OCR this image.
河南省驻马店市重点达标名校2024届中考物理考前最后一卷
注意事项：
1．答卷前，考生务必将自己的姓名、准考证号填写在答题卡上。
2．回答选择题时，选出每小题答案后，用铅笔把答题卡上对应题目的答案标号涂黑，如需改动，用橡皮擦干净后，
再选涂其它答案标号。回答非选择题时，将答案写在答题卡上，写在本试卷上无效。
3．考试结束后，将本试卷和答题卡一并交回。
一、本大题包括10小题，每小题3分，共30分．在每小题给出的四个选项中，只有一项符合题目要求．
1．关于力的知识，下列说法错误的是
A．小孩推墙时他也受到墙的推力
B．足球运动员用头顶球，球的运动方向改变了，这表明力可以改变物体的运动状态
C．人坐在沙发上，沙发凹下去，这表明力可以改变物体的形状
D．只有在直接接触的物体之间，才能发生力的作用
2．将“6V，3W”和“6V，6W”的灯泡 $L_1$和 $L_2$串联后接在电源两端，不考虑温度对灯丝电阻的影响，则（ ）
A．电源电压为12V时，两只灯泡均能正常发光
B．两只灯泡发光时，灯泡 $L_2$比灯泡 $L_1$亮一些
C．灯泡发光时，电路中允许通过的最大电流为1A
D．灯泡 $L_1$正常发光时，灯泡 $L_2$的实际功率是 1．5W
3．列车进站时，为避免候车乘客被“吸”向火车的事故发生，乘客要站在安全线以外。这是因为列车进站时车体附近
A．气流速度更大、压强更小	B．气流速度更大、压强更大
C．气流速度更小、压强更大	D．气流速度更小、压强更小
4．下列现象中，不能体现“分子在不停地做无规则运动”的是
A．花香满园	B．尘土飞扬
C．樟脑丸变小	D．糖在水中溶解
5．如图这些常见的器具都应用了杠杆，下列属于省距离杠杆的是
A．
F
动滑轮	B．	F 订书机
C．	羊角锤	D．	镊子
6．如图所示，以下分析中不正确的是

···

Goal of the exercise
Your task is to retype all the records above with nothing left out.

Exercise result
OCR this image.
河南省驻马店市重点达标名校2024届中考物理考前最后一卷
注意事项：
1．答卷前，考生务必将自己的姓名、准考证号填写在答题卡上。
2．回答选择题时，选出每小题答案后，用铅笔把答题卡上对应题目的答案标号涂黑，如需改动，用橡皮擦干净后，
再选涂其它答案标号。回答非选择题时，将答案写在答题卡上，写在本试卷上无效。
3．考试结束后，将本试卷和答题卡一并交回。
一、本大题包括10小题，每小题3分，共30分．在每小题给出的四个选项中，只有一项符合题目要求．
1．关于力的知识，下列说法错误的是
A．小孩推墙时他也受到墙的推力
B．足球运动员用头顶球，球的运动方向改变了，这表明力可以改变物体的运动状态
C．人坐在沙发上，沙发凹下去，这表明力可以改变物体的形状
D．只有在直接接触的物体之间，才能发生力的作用
2．将“6V，3W”和“6V，6W”的灯泡 $L_1$和 $L_2$串联后接在电源两端，不考虑温度对灯丝电阻的影响，则（ ）
A．电源电压为12V时，两只灯泡均能正常发光
B．两只灯泡发光时，灯泡 $L_2$比灯泡 $L_1$亮一些
C．灯泡发光时，电路中允许通过的最大电流为1A
D．灯泡 $L_1$正常发光时，灯泡 $L_2$的实际功率是 1．5W
3．列车进站时，为避免候车乘客被“吸”向火车的事故发生，乘客要站在安全线以外。这是因为列车进站时车体附近
A．气流速度更大、压强更小	B．气流速度更大、压强更大
C．气流速度更小、压强更大	D．气流速度更小、压强更小
4．下列现象中，不能体现“分子在不停地做无规则运动”的是
A．花香满园	B．尘土飞扬
C．樟脑丸变小	D．糖在水中溶解
5．如图这些常见的器具都应用了杠杆，下列属于省距离杠杆的是
A．
F
动滑轮	B．	F 订书机
C．	羊角锤	D．	镊子
6．如图所示，以下分析中不正确的是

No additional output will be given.